>> begin

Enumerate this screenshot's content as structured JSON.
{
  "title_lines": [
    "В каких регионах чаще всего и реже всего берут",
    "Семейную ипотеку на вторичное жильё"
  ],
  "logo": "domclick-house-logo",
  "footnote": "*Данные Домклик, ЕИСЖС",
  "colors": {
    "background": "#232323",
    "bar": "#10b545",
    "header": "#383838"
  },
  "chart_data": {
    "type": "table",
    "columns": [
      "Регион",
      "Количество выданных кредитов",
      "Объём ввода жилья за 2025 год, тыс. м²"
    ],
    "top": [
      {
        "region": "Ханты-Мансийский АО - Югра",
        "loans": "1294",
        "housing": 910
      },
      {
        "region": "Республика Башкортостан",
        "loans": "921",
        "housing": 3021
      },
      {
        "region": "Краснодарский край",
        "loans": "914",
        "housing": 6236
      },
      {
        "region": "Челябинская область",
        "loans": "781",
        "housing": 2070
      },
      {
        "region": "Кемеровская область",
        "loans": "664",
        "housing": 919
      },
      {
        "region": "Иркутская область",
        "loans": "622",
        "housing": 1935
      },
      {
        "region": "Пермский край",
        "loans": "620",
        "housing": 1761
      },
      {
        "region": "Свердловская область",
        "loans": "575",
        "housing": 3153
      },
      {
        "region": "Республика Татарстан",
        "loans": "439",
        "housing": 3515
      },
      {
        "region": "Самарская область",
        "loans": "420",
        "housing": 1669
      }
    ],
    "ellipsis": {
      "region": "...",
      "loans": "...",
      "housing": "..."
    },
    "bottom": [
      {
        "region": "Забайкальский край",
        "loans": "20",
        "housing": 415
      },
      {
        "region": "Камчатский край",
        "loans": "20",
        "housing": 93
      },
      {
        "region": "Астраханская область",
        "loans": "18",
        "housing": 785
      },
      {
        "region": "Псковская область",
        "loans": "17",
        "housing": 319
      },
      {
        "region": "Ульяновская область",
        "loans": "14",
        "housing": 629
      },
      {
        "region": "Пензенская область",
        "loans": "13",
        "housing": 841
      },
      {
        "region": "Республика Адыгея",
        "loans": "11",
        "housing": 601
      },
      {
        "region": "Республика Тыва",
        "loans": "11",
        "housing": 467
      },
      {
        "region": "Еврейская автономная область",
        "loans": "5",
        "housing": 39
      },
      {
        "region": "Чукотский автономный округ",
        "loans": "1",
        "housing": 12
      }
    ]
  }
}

>> end

Restate the data above word for word, please.

Enumerate this screenshot's content as structured JSON.
{
  "title_lines": [
    "В каких регионах чаще всего и реже всего берут",
    "Семейную ипотеку на вторичное жильё"
  ],
  "logo": "domclick-house-logo",
  "footnote": "*Данные Домклик, ЕИСЖС",
  "colors": {
    "background": "#232323",
    "bar": "#10b545",
    "header": "#383838"
  },
  "chart_data": {
    "type": "table",
    "columns": [
      "Регион",
      "Количество выданных кредитов",
      "Объём ввода жилья за 2025 год, тыс. м²"
    ],
    "top": [
      {
        "region": "Ханты-Мансийский АО - Югра",
        "loans": "1294",
        "housing": 910
      },
      {
        "region": "Республика Башкортостан",
        "loans": "921",
        "housing": 3021
      },
      {
        "region": "Краснодарский край",
        "loans": "914",
        "housing": 6236
      },
      {
        "region": "Челябинская область",
        "loans": "781",
        "housing": 2070
      },
      {
        "region": "Кемеровская область",
        "loans": "664",
        "housing": 919
      },
      {
        "region": "Иркутская область",
        "loans": "622",
        "housing": 1935
      },
      {
        "region": "Пермский край",
        "loans": "620",
        "housing": 1761
      },
      {
        "region": "Свердловская область",
        "loans": "575",
        "housing": 3153
      },
      {
        "region": "Республика Татарстан",
        "loans": "439",
        "housing": 3515
      },
      {
        "region": "Самарская область",
        "loans": "420",
        "housing": 1669
      }
    ],
    "ellipsis": {
      "region": "...",
      "loans": "...",
      "housing": "..."
    },
    "bottom": [
      {
        "region": "Забайкальский край",
        "loans": "20",
        "housing": 415
      },
      {
        "region": "Камчатский край",
        "loans": "20",
        "housing": 93
      },
      {
        "region": "Астраханская область",
        "loans": "18",
        "housing": 785
      },
      {
        "region": "Псковская область",
        "loans": "17",
        "housing": 319
      },
      {
        "region": "Ульяновская область",
        "loans": "14",
        "housing": 629
      },
      {
        "region": "Пензенская область",
        "loans": "13",
        "housing": 841
      },
      {
        "region": "Республика Адыгея",
        "loans": "11",
        "housing": 601
      },
      {
        "region": "Республика Тыва",
        "loans": "11",
        "housing": 467
      },
      {
        "region": "Еврейская автономная область",
        "loans": "5",
        "housing": 39
      },
      {
        "region": "Чукотский автономный округ",
        "loans": "1",
        "housing": 12
      }
    ]
  }
}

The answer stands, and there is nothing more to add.